Data records:
^^^^
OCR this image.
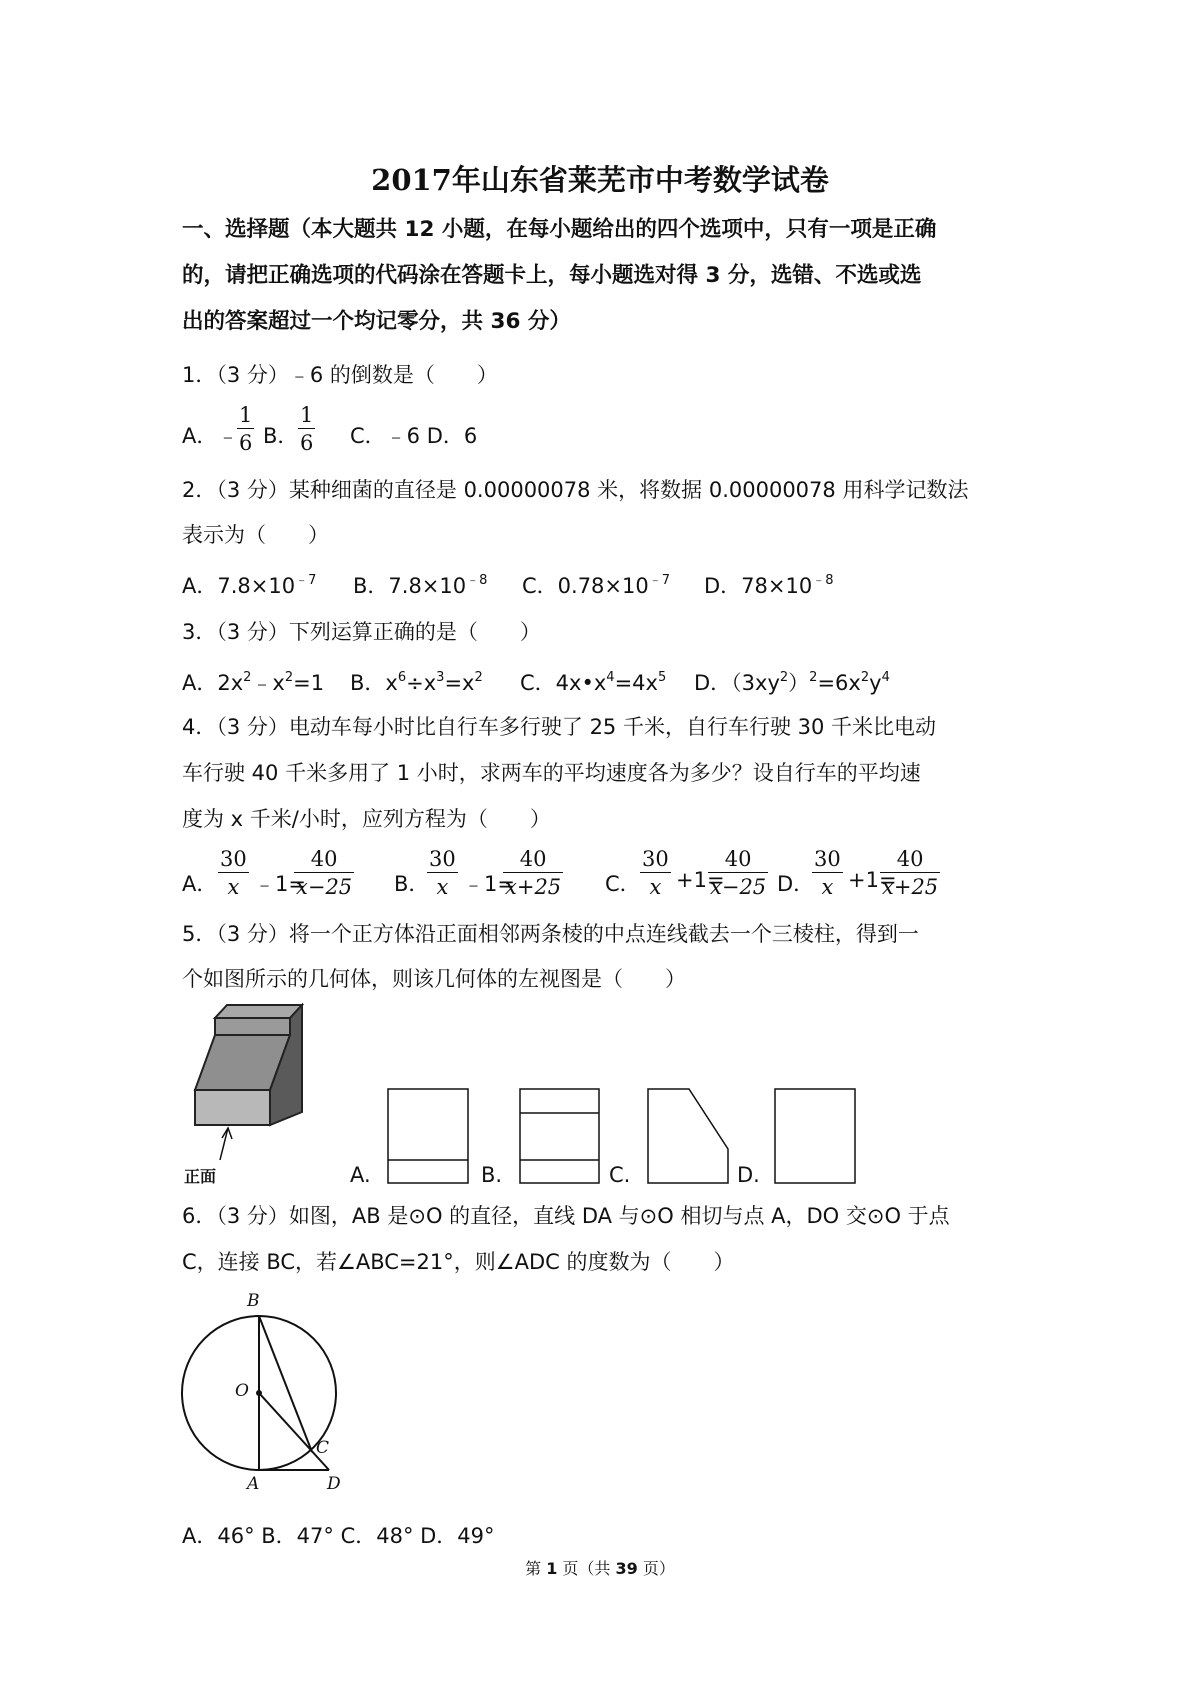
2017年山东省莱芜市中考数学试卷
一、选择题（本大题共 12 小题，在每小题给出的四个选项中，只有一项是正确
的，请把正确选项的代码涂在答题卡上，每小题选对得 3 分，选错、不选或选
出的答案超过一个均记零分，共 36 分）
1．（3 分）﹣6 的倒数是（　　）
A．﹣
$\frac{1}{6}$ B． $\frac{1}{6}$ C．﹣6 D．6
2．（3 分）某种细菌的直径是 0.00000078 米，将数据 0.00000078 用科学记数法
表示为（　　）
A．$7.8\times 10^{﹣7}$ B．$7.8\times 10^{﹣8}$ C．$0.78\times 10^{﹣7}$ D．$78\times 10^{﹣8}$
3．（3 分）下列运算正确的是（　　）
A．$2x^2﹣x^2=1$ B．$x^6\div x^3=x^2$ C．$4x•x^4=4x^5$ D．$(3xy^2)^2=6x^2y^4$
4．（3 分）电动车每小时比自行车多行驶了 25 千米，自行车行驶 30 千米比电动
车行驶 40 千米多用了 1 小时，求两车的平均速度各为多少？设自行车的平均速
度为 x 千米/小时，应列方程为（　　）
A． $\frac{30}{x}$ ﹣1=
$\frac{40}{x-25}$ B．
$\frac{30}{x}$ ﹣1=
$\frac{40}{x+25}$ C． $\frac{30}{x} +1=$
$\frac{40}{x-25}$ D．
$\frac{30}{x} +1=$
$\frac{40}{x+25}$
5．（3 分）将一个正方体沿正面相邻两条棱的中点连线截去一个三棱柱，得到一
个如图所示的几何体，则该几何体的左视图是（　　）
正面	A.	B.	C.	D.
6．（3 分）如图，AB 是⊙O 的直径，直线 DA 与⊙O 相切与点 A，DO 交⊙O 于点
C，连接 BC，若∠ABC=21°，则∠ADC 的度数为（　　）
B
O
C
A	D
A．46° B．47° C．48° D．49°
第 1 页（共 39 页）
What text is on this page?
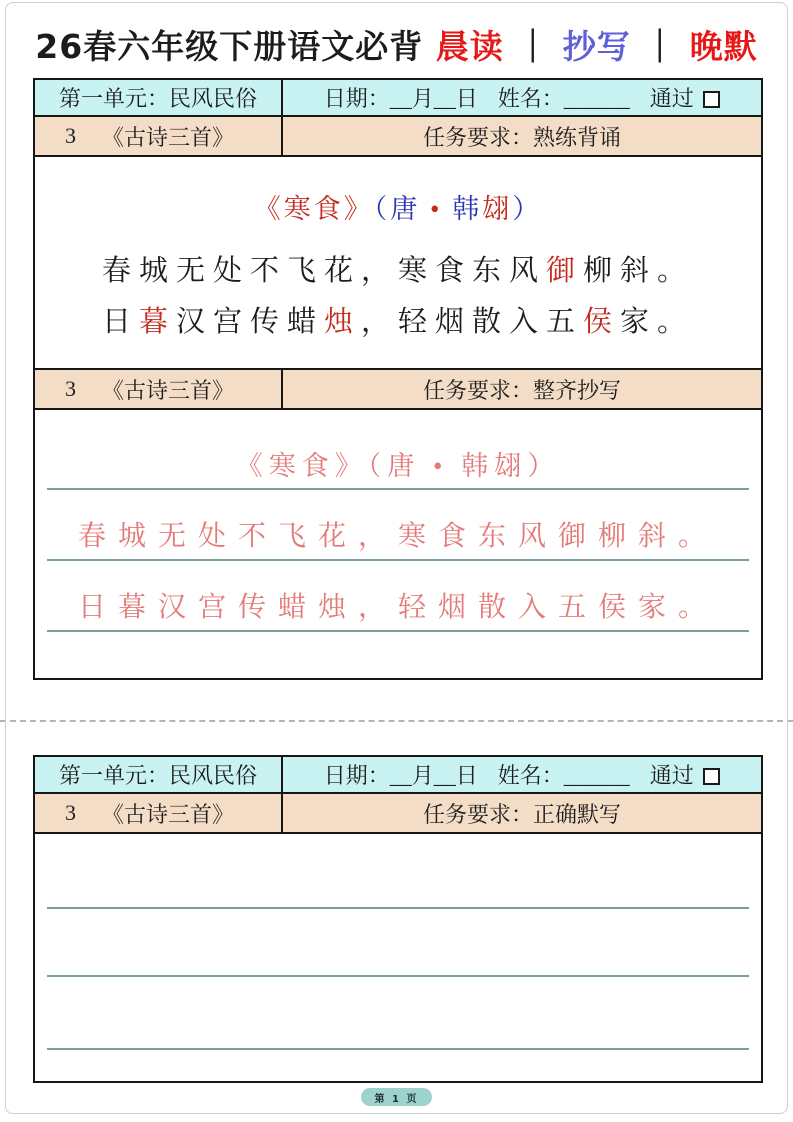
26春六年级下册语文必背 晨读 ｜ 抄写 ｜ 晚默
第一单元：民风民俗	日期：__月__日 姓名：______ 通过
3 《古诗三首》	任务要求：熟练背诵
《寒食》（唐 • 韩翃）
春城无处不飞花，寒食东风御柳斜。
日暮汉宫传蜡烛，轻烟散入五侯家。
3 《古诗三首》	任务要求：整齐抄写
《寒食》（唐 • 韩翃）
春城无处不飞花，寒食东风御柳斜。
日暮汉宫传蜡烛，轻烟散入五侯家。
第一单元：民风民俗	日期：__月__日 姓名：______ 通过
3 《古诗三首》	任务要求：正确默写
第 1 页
^^^^
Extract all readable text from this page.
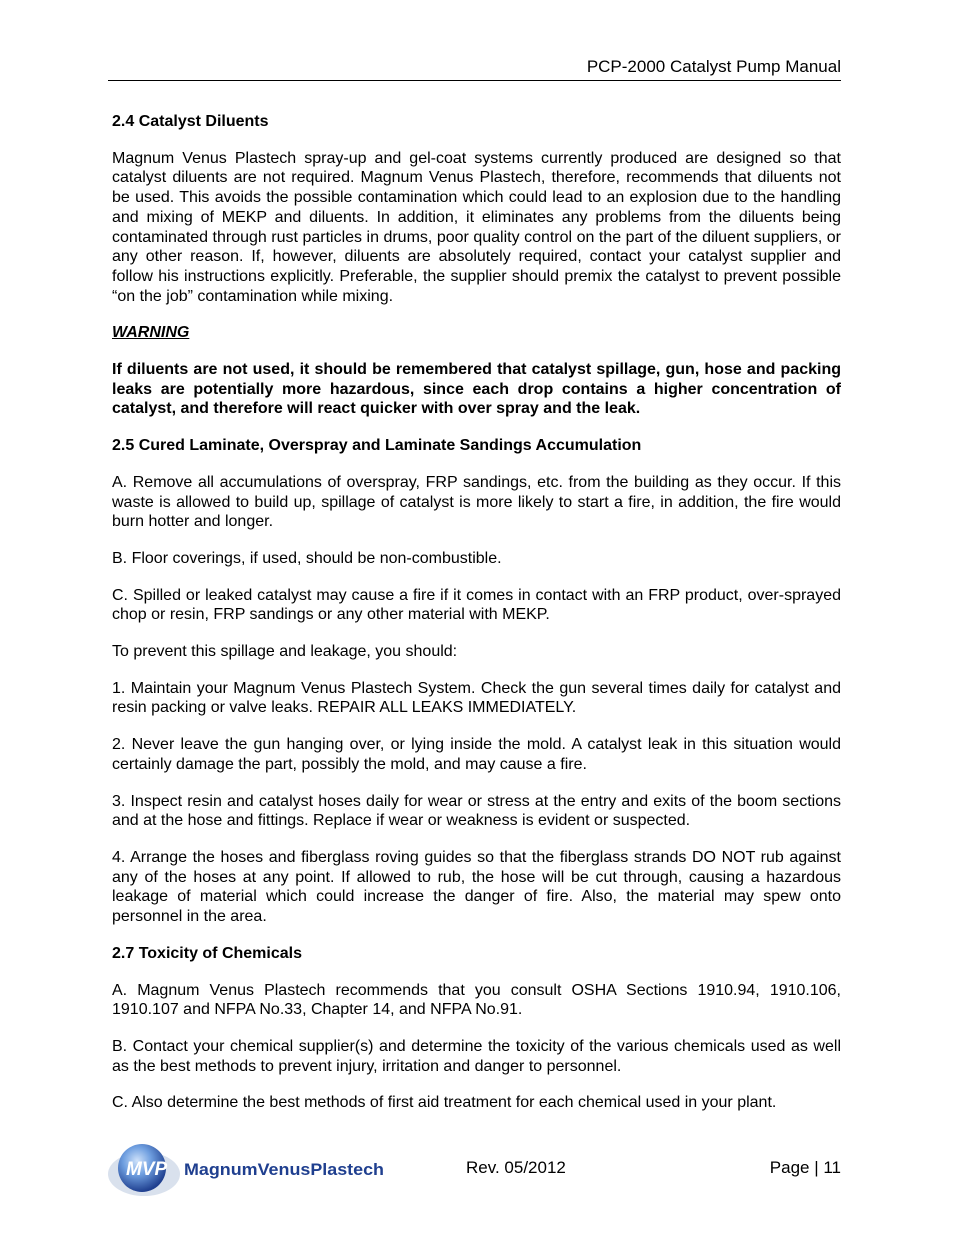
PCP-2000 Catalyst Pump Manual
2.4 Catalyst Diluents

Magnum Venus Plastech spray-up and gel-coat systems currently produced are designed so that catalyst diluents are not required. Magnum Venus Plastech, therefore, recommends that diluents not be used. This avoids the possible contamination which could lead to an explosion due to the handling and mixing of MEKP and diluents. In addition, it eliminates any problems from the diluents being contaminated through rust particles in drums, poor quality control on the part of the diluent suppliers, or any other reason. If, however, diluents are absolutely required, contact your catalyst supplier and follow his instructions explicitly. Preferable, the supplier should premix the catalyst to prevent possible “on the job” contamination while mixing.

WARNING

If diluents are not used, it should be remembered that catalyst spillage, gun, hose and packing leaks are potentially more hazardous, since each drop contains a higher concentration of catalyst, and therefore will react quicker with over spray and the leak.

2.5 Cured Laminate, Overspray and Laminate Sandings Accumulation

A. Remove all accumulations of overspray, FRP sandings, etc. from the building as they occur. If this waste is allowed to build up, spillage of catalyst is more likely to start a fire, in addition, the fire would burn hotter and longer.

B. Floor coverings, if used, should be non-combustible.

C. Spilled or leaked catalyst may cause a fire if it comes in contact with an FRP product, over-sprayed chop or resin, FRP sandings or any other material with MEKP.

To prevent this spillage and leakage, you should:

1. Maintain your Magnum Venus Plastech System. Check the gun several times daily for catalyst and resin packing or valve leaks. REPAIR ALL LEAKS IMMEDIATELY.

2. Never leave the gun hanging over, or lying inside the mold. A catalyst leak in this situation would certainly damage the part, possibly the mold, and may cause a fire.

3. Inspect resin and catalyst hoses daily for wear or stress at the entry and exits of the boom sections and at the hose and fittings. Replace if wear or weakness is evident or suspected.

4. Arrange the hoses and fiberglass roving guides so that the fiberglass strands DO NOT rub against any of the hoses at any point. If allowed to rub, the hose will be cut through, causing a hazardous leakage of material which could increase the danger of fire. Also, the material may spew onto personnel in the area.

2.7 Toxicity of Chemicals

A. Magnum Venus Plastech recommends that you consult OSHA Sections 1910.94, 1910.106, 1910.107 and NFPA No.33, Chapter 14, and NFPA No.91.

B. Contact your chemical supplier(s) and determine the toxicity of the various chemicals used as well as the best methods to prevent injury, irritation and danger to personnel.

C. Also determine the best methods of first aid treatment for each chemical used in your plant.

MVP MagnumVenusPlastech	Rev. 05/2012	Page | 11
^^^^
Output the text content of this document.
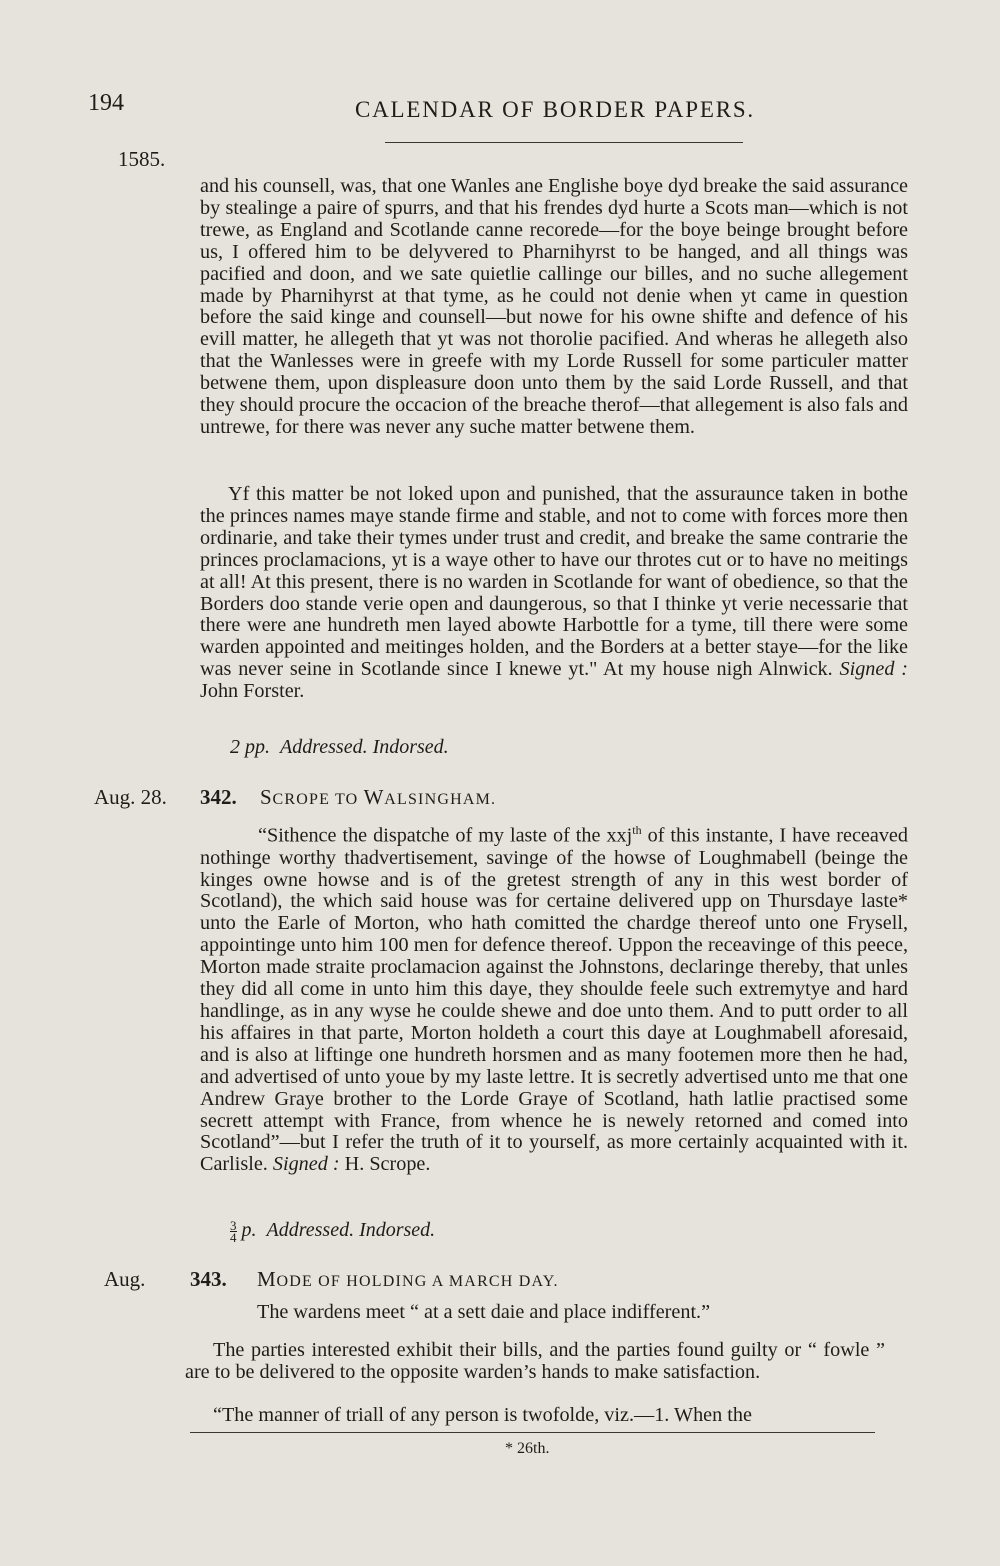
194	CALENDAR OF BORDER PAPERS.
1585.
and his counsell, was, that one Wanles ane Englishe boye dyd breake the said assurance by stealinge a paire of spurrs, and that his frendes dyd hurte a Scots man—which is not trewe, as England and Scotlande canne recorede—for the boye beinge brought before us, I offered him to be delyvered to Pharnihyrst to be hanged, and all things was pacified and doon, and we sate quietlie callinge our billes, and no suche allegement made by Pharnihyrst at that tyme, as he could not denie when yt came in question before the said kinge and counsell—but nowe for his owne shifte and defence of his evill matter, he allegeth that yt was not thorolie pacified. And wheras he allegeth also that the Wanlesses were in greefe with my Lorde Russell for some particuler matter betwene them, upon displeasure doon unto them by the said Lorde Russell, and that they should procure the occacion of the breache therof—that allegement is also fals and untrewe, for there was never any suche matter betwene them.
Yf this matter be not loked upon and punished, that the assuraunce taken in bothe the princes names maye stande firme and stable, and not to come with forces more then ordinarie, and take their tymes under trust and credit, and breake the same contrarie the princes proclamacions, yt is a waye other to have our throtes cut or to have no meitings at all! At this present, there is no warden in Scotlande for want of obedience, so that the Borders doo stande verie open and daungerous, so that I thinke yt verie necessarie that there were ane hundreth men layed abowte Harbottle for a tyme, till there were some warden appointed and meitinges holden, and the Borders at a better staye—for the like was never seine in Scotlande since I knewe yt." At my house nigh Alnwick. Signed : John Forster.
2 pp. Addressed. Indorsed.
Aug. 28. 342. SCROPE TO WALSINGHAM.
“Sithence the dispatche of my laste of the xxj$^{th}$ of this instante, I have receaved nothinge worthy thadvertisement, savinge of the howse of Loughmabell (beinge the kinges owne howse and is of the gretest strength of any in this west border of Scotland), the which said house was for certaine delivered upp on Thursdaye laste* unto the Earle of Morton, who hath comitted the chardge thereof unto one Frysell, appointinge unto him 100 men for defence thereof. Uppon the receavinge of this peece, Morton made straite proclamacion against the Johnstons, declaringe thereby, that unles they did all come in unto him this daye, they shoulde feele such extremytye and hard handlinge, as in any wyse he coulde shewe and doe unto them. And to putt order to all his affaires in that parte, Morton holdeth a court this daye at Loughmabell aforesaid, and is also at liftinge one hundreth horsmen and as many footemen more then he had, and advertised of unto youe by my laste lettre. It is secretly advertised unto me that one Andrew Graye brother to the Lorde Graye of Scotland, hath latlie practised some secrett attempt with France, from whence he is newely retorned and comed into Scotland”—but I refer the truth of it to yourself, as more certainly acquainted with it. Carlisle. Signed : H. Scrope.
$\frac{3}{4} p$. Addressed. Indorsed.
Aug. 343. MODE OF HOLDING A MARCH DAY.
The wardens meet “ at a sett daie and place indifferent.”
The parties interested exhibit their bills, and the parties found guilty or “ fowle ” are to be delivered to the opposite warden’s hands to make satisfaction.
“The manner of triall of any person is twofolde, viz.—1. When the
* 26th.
^^^^
== Aim of the task ==
Count the lines of the listing above that include the word "personnel" and state the total with nothing else.

== Reply to the task ==
2